__Directions__:
Repeat each entry as written, dropping any picture you find.

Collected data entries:
···

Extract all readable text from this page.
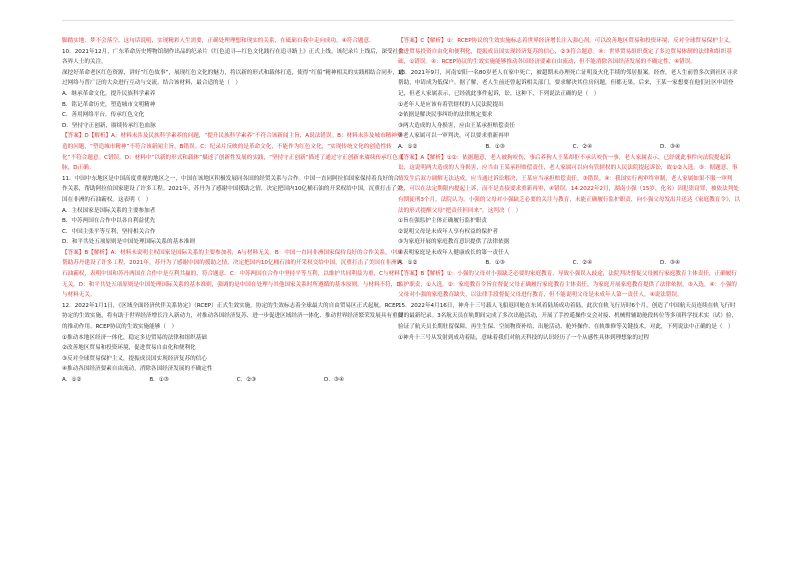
脚踏实地，梦不会落空。这句话说明，实现精彩人生需要，正确处理理想和现实的关系，在砥砺自我中走向成功，④符合题意。
10．2021年12月，广东革命历史博物馆制作出品的纪录片《红色追寻—红色文化践行在追寻路上》正式上线。该纪录片上线后，深受社会各界人士的关注。
深挖好革命老区红色资源，讲好“红色故事”，展现红色文化的魅力，将以新的形式和载体打造，使得“红船”精神相关的实践相结合同步，通过网络与普广泛的大众进行互动与交流。结合该材料，最合适的是（　）
A．继承革命文化，提升民族科学素养
B．铭记革命历史，塑造城市文明精神
C．善用网络平台，传承红色文化
D．坚持守正创新，赓续传承红色血脉
【答案】D【解析】A：材料未涉及民族科学素养的问题，“提升民族科学素养”不符合该新闻主旨，A说法错误。B：材料未涉及城市精神塑造的问题，“塑造城市精神”不符合该新闻主旨，B错误。C：纪录片反映的是革命文化，不能作为红色文化，“实现传统文化的创造性转化”不符合题意。C错误。D：材料中“以新的形式和载体”描述了创新性发展的实践，“坚持守正创新”描述了通过守正创新来赓续传承红色血脉，D正确。
11．中国中东地区是中国高度重视的地区之一，中国在该地区积极发展同各国的经贸关系与合作。中国一直同阿拉伯国家保持着良好的合作关系，帮助阿拉伯国家建设了许多工程。2021年，苏丹为了感谢中国援助之情，决定把国内10亿桶石油的开采权给中国，沉重打击了美国在非洲的石油霸权。这表明（　）
A．主权国家是国际关系的主要参加者
B．中苏两国在合作中以各自利益优先
C．中国主张平等互利，坚持相关合作
D．和平共处五项原则是中国处理国际关系的基本准则
【答案】B【解析】A：材料未说明主权国家是国际关系的主要参加者，A与材料无关。B：中国一直同非洲国家保持良好的合作关系，中国帮助苏丹建设了许多工程，2021年，苏丹为了感谢中国的援助之情，决定把国内10亿桶石油的开采权交给中国，沉重打击了美国在非洲的石油霸权，表明中国和苏丹两国在合作中是互利共赢的，符合题意。C：中苏两国在合作中坚持平等互利，以维护共同利益为重，C与材料无关。D：和平共处五项原则是中国处理国际关系的基本准则，强调的是中国在处理与其他国家关系时所遵循的基本原则，与材料不符，D与材料无关。
12．2022年1月1日，《区域全面经济伙伴关系协定》（RCEP）正式生效实施。协定的生效标志着全球最大的自由贸易区正式起航。RCEP协定的生效实施，将有助于世界经济增长注入新动力，对推动各国经济复苏、进一步促进区域经济一体化、推动世界经济繁荣发展具有重要的推动作用。RCEP协议的生效实施能够（　）
①推动本地区经济一体化，稳定多边贸易的法律和组织基础
②改善地区贸易和投资环境，促进贸易自由化和便利化
③反对全球贸易保护主义，提振成员国实现经济复苏的信心
④推动各国经济要素自由流动，消除各国经济发展的不确定性
A．①②	B．①③	C．②③	D．③④
【答案】C【解析】①：RCEP协议的生效实施标志着世界经济增长注入强心剂，可以改善地区贸易和投资环境，反对全球贸易保护主义，推进贸易投资自由化和便利化，提振成员国实现经济复苏的信心，②③符合题意。④：世界贸易组织奠定了多边贸易体制的法律和组织基础，①错误。④：RCEP协议的生效实施能够推动各国经济要素自由流动，但不能消除各国经济发展的不确定性，④错误。
13．2021年9月，河南安阳一名80岁老人在家中死亡，被超期未办理死亡证明及火化手续的邻居报案。经查，老人生前曾多次到社区寻求帮助，申请成为低保户。据了解，老人生前还曾起诉相关部门，要求解决其住房问题，但都无果。后来，王某一家想要在他们社区申请登记，但老人家属表示，已经就此事件起诉，讼。这种下，下列说法正确的是（　）
①老年人是应该有着管辖权的人民法院提出
②依据是解决民事纠纷的法律规定要求
③两大造成的人身损害，应由王某承担赔偿责任
④老人家属可以一审判决，可以要求重新再审
A．①②	B．①③	C．②④	D．③④
【答案】A【解析】①②：依据题意，老人被狗咬伤，事后养狗人王某却拒不承认咬伤一事，老人家属表示，已经就此事件向法院提起诉讼，这说明两大造成的人身损害，应当由王某承担赔偿责任，老人家属可以向有管辖权的人民法院提起诉讼，故①②入选。③：据题意，事情发生后双方调解无法达成，应当通过诉讼解决，王某应当承担赔偿责任，③错误。④：我国实行两审终审制，老人家属如果不服一审判决，可以在法定期限内提起上诉，而不是直接要求重新再审，④错误。14.2022年2月，湖南小强（15岁，化名）因犯盗窃罪，被依法判处有期徒刑3个月。法院认为，小强的父母对小强缺乏必要的关注与教育，未能正确履行监护职责，向小强父母发出并送达《家庭教育令》，以法的形式提醒父母“把责任担回来”。这判决（　）
①旨在强监护主体正确履行监护职责
②说明父母是未成年人享有权益的保护者
③为家庭开展的家庭教育意识提供了法律依据
④表明家庭是未成年人健康成长的第一责任人
A．①②	B．①③	C．②④	D．③④
【答案】B【解析】①：小强的父母对小强缺乏必要的家庭教育，导致小强误入歧途，法院判决督促父母履行家庭教育主体责任，正确履行监护职责，①入选。②：家庭教育令旨在督促父母正确履行家庭教育主体责任，为家庭开展家庭教育提供了法律依据，③入选。④：小强的父母对小强的家庭教育缺失，以法律手段督促父母进行教育，但不能说明父母是未成年人第一责任人，④说法错误。
15．2022年4月16日，神舟十三号载人飞船返回舱在东风着陆场成功着陆。此次在轨飞行历时6个月，创造了中国航天员连续在轨飞行时间的最新纪录。3名航天员在轨期间完成了多次出舱活动，开展了手控遥操作交会对接、机械臂辅助舱段转位等多项科学技术实（试）验，验证了航天员长期驻留保障、再生生保、空间物资补给、出舱活动、舱外操作、在轨维修等关键技术。对此，下列说法中正确的是（　）
①神舟十三号从发射到成功着陆，意味着我们对航天科技的认识经历了一个从感性具体到理想象的过程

···

__Answer for the task__:
Extract all readable text from this page.
脚踏实地，梦不会落空。这句话说明，实现精彩人生需要，正确处理理想和现实的关系，在砥砺自我中走向成功，④符合题意。
10．2021年12月，广东革命历史博物馆制作出品的纪录片《红色追寻—红色文化践行在追寻路上》正式上线。该纪录片上线后，深受社会各界人士的关注。
深挖好革命老区红色资源，讲好“红色故事”，展现红色文化的魅力，将以新的形式和载体打造，使得“红船”精神相关的实践相结合同步，通过网络与普广泛的大众进行互动与交流。结合该材料，最合适的是（　）
A．继承革命文化，提升民族科学素养
B．铭记革命历史，塑造城市文明精神
C．善用网络平台，传承红色文化
D．坚持守正创新，赓续传承红色血脉
【答案】D【解析】A：材料未涉及民族科学素养的问题，“提升民族科学素养”不符合该新闻主旨，A说法错误。B：材料未涉及城市精神塑造的问题，“塑造城市精神”不符合该新闻主旨，B错误。C：纪录片反映的是革命文化，不能作为红色文化，“实现传统文化的创造性转化”不符合题意。C错误。D：材料中“以新的形式和载体”描述了创新性发展的实践，“坚持守正创新”描述了通过守正创新来赓续传承红色血脉，D正确。
11．中国中东地区是中国高度重视的地区之一，中国在该地区积极发展同各国的经贸关系与合作。中国一直同阿拉伯国家保持着良好的合作关系，帮助阿拉伯国家建设了许多工程。2021年，苏丹为了感谢中国援助之情，决定把国内10亿桶石油的开采权给中国，沉重打击了美国在非洲的石油霸权。这表明（　）
A．主权国家是国际关系的主要参加者
B．中苏两国在合作中以各自利益优先
C．中国主张平等互利，坚持相关合作
D．和平共处五项原则是中国处理国际关系的基本准则
【答案】B【解析】A：材料未说明主权国家是国际关系的主要参加者，A与材料无关。B：中国一直同非洲国家保持良好的合作关系，中国帮助苏丹建设了许多工程，2021年，苏丹为了感谢中国的援助之情，决定把国内10亿桶石油的开采权交给中国，沉重打击了美国在非洲的石油霸权，表明中国和苏丹两国在合作中是互利共赢的，符合题意。C：中苏两国在合作中坚持平等互利，以维护共同利益为重，C与材料无关。D：和平共处五项原则是中国处理国际关系的基本准则，强调的是中国在处理与其他国家关系时所遵循的基本原则，与材料不符，D与材料无关。
12．2022年1月1日，《区域全面经济伙伴关系协定》（RCEP）正式生效实施。协定的生效标志着全球最大的自由贸易区正式起航。RCEP协定的生效实施，将有助于世界经济增长注入新动力，对推动各国经济复苏、进一步促进区域经济一体化、推动世界经济繁荣发展具有重要的推动作用。RCEP协议的生效实施能够（　）
①推动本地区经济一体化，稳定多边贸易的法律和组织基础
②改善地区贸易和投资环境，促进贸易自由化和便利化
③反对全球贸易保护主义，提振成员国实现经济复苏的信心
④推动各国经济要素自由流动，消除各国经济发展的不确定性
A．①②	B．①③	C．②③	D．③④
【答案】C【解析】①：RCEP协议的生效实施标志着世界经济增长注入强心剂，可以改善地区贸易和投资环境，反对全球贸易保护主义，推进贸易投资自由化和便利化，提振成员国实现经济复苏的信心，②③符合题意。④：世界贸易组织奠定了多边贸易体制的法律和组织基础，①错误。④：RCEP协议的生效实施能够推动各国经济要素自由流动，但不能消除各国经济发展的不确定性，④错误。
13．2021年9月，河南安阳一名80岁老人在家中死亡，被超期未办理死亡证明及火化手续的邻居报案。经查，老人生前曾多次到社区寻求帮助，申请成为低保户。据了解，老人生前还曾起诉相关部门，要求解决其住房问题，但都无果。后来，王某一家想要在他们社区申请登记，但老人家属表示，已经就此事件起诉，讼。这种下，下列说法正确的是（　）
①老年人是应该有着管辖权的人民法院提出
②依据是解决民事纠纷的法律规定要求
③两大造成的人身损害，应由王某承担赔偿责任
④老人家属可以一审判决，可以要求重新再审
A．①②	B．①③	C．②④	D．③④
【答案】A【解析】①②：依据题意，老人被狗咬伤，事后养狗人王某却拒不承认咬伤一事，老人家属表示，已经就此事件向法院提起诉讼，这说明两大造成的人身损害，应当由王某承担赔偿责任，老人家属可以向有管辖权的人民法院提起诉讼，故①②入选。③：据题意，事情发生后双方调解无法达成，应当通过诉讼解决，王某应当承担赔偿责任，③错误。④：我国实行两审终审制，老人家属如果不服一审判决，可以在法定期限内提起上诉，而不是直接要求重新再审，④错误。14.2022年2月，湖南小强（15岁，化名）因犯盗窃罪，被依法判处有期徒刑3个月。法院认为，小强的父母对小强缺乏必要的关注与教育，未能正确履行监护职责，向小强父母发出并送达《家庭教育令》，以法的形式提醒父母“把责任担回来”。这判决（　）
①旨在强监护主体正确履行监护职责
②说明父母是未成年人享有权益的保护者
③为家庭开展的家庭教育意识提供了法律依据
④表明家庭是未成年人健康成长的第一责任人
A．①②	B．①③	C．②④	D．③④
【答案】B【解析】①：小强的父母对小强缺乏必要的家庭教育，导致小强误入歧途，法院判决督促父母履行家庭教育主体责任，正确履行监护职责，①入选。②：家庭教育令旨在督促父母正确履行家庭教育主体责任，为家庭开展家庭教育提供了法律依据，③入选。④：小强的父母对小强的家庭教育缺失，以法律手段督促父母进行教育，但不能说明父母是未成年人第一责任人，④说法错误。
15．2022年4月16日，神舟十三号载人飞船返回舱在东风着陆场成功着陆。此次在轨飞行历时6个月，创造了中国航天员连续在轨飞行时间的最新纪录。3名航天员在轨期间完成了多次出舱活动，开展了手控遥操作交会对接、机械臂辅助舱段转位等多项科学技术实（试）验，验证了航天员长期驻留保障、再生生保、空间物资补给、出舱活动、舱外操作、在轨维修等关键技术。对此，下列说法中正确的是（　）
①神舟十三号从发射到成功着陆，意味着我们对航天科技的认识经历了一个从感性具体到理想象的过程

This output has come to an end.